### EXERCISE DESCRIPTION
Filter the records, keeping every line that has the string "swatch".

(Collection entries)
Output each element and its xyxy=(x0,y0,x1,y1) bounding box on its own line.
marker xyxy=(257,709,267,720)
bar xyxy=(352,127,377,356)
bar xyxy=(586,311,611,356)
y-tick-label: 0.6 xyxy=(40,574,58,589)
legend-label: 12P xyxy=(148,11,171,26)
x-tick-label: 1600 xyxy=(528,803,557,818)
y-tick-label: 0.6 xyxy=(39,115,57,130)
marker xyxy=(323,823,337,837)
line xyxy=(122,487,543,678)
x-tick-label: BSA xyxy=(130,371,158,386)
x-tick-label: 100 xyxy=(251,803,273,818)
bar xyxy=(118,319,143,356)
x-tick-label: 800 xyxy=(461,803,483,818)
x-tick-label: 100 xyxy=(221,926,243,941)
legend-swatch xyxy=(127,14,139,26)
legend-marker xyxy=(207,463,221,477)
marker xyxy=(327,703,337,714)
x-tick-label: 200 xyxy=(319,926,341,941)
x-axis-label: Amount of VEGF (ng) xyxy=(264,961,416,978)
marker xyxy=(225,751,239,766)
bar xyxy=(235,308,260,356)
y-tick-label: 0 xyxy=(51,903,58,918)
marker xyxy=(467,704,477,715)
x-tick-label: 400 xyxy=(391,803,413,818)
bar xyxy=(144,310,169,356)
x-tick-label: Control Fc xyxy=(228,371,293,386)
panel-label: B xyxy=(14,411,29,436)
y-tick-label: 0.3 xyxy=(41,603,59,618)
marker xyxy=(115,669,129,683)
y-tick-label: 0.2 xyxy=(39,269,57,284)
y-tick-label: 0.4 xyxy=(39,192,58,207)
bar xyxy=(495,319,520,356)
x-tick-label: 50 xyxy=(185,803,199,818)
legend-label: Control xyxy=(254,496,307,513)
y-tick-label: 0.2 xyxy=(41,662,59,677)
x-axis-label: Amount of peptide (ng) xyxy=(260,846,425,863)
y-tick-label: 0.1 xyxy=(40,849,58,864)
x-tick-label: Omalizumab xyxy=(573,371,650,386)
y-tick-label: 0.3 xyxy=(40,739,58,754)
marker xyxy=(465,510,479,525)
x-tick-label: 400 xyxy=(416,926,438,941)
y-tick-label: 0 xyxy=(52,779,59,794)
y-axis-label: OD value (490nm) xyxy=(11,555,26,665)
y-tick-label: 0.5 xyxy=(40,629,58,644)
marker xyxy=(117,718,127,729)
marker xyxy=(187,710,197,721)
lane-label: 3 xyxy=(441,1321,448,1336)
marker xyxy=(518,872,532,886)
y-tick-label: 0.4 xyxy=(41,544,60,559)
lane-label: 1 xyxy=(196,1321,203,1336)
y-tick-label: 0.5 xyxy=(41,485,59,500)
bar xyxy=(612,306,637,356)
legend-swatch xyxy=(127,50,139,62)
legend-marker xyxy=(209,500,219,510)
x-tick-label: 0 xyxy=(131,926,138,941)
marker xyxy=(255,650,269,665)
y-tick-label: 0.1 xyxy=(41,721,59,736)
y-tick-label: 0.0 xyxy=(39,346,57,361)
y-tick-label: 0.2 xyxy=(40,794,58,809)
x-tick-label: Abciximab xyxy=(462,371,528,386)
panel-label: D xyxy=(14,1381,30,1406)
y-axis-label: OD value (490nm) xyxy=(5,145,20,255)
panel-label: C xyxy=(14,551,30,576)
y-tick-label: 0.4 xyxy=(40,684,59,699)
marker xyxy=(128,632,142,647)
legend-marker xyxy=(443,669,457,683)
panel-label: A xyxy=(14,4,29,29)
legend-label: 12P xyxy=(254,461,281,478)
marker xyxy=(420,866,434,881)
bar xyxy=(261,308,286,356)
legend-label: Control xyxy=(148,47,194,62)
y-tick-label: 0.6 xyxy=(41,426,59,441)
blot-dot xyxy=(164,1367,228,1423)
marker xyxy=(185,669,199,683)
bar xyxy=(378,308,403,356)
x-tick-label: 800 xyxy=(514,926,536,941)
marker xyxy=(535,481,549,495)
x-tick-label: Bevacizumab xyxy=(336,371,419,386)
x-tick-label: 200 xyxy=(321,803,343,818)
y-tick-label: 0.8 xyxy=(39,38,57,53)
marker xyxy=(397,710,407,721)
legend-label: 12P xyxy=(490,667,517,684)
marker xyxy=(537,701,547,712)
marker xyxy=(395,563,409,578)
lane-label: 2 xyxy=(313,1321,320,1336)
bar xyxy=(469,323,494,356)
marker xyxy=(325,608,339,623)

### OUTPUT FOR THIS EXERCISE
legend-swatch xyxy=(127,14,139,26)
legend-swatch xyxy=(127,50,139,62)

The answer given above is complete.